BEGIN DATA FOR THIS TASK
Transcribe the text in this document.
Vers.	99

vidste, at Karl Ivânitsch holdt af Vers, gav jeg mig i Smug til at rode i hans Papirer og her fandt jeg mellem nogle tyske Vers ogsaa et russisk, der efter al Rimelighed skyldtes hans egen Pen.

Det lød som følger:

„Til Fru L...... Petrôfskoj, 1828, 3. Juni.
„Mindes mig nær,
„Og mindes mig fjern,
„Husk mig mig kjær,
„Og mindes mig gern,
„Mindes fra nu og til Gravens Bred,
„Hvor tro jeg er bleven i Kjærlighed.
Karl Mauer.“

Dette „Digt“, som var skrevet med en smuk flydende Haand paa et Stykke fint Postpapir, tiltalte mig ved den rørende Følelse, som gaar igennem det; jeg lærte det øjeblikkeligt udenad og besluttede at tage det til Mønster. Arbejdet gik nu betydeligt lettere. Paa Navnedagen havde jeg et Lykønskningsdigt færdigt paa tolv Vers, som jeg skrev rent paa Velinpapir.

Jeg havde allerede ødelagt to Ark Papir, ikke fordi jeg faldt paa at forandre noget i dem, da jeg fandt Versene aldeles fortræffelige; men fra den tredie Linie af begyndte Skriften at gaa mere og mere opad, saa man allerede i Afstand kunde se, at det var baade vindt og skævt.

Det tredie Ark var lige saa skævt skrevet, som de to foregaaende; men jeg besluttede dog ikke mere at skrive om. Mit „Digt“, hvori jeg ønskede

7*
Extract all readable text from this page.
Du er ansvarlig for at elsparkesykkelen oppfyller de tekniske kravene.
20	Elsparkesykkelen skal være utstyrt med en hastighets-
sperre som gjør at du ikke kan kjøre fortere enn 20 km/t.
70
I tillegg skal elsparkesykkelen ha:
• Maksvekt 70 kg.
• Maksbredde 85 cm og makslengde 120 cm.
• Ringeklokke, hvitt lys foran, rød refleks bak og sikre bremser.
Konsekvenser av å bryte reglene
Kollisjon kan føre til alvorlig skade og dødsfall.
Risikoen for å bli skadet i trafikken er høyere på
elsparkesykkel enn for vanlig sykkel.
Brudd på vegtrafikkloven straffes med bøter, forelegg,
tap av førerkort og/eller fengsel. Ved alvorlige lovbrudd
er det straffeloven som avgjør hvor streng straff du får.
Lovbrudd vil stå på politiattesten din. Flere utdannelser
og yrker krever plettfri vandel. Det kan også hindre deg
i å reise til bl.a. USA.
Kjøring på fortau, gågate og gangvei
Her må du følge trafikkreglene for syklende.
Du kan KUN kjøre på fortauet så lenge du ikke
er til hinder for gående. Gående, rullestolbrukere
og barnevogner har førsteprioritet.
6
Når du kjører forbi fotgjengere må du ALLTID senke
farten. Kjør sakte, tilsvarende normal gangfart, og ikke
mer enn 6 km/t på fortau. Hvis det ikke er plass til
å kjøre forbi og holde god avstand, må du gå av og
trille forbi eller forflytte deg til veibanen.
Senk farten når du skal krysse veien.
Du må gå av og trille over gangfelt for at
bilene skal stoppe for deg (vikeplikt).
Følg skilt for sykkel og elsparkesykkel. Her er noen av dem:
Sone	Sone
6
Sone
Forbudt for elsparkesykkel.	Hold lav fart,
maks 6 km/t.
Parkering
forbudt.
END DATA FOR THIS TASK
WORK TO COMPLETE: Transcribe the material above in its entirety. Match it exactly.

FINISHED EXERCISE:
Transcribe the text in this document.
Vers.	99

vidste, at Karl Ivânitsch holdt af Vers, gav jeg mig i Smug til at rode i hans Papirer og her fandt jeg mellem nogle tyske Vers ogsaa et russisk, der efter al Rimelighed skyldtes hans egen Pen.

Det lød som følger:

„Til Fru L...... Petrôfskoj, 1828, 3. Juni.
„Mindes mig nær,
„Og mindes mig fjern,
„Husk mig mig kjær,
„Og mindes mig gern,
„Mindes fra nu og til Gravens Bred,
„Hvor tro jeg er bleven i Kjærlighed.
Karl Mauer.“

Dette „Digt“, som var skrevet med en smuk flydende Haand paa et Stykke fint Postpapir, tiltalte mig ved den rørende Følelse, som gaar igennem det; jeg lærte det øjeblikkeligt udenad og besluttede at tage det til Mønster. Arbejdet gik nu betydeligt lettere. Paa Navnedagen havde jeg et Lykønskningsdigt færdigt paa tolv Vers, som jeg skrev rent paa Velinpapir.

Jeg havde allerede ødelagt to Ark Papir, ikke fordi jeg faldt paa at forandre noget i dem, da jeg fandt Versene aldeles fortræffelige; men fra den tredie Linie af begyndte Skriften at gaa mere og mere opad, saa man allerede i Afstand kunde se, at det var baade vindt og skævt.

Det tredie Ark var lige saa skævt skrevet, som de to foregaaende; men jeg besluttede dog ikke mere at skrive om. Mit „Digt“, hvori jeg ønskede

7*
Extract all readable text from this page.
Du er ansvarlig for at elsparkesykkelen oppfyller de tekniske kravene.
20	Elsparkesykkelen skal være utstyrt med en hastighets-
sperre som gjør at du ikke kan kjøre fortere enn 20 km/t.
70
I tillegg skal elsparkesykkelen ha:
• Maksvekt 70 kg.
• Maksbredde 85 cm og makslengde 120 cm.
• Ringeklokke, hvitt lys foran, rød refleks bak og sikre bremser.
Konsekvenser av å bryte reglene
Kollisjon kan føre til alvorlig skade og dødsfall.
Risikoen for å bli skadet i trafikken er høyere på
elsparkesykkel enn for vanlig sykkel.
Brudd på vegtrafikkloven straffes med bøter, forelegg,
tap av førerkort og/eller fengsel. Ved alvorlige lovbrudd
er det straffeloven som avgjør hvor streng straff du får.
Lovbrudd vil stå på politiattesten din. Flere utdannelser
og yrker krever plettfri vandel. Det kan også hindre deg
i å reise til bl.a. USA.
Kjøring på fortau, gågate og gangvei
Her må du følge trafikkreglene for syklende.
Du kan KUN kjøre på fortauet så lenge du ikke
er til hinder for gående. Gående, rullestolbrukere
og barnevogner har førsteprioritet.
6
Når du kjører forbi fotgjengere må du ALLTID senke
farten. Kjør sakte, tilsvarende normal gangfart, og ikke
mer enn 6 km/t på fortau. Hvis det ikke er plass til
å kjøre forbi og holde god avstand, må du gå av og
trille forbi eller forflytte deg til veibanen.
Senk farten når du skal krysse veien.
Du må gå av og trille over gangfelt for at
bilene skal stoppe for deg (vikeplikt).
Følg skilt for sykkel og elsparkesykkel. Her er noen av dem:
Sone	Sone
6
Sone
Forbudt for elsparkesykkel.	Hold lav fart,
maks 6 km/t.
Parkering
forbudt.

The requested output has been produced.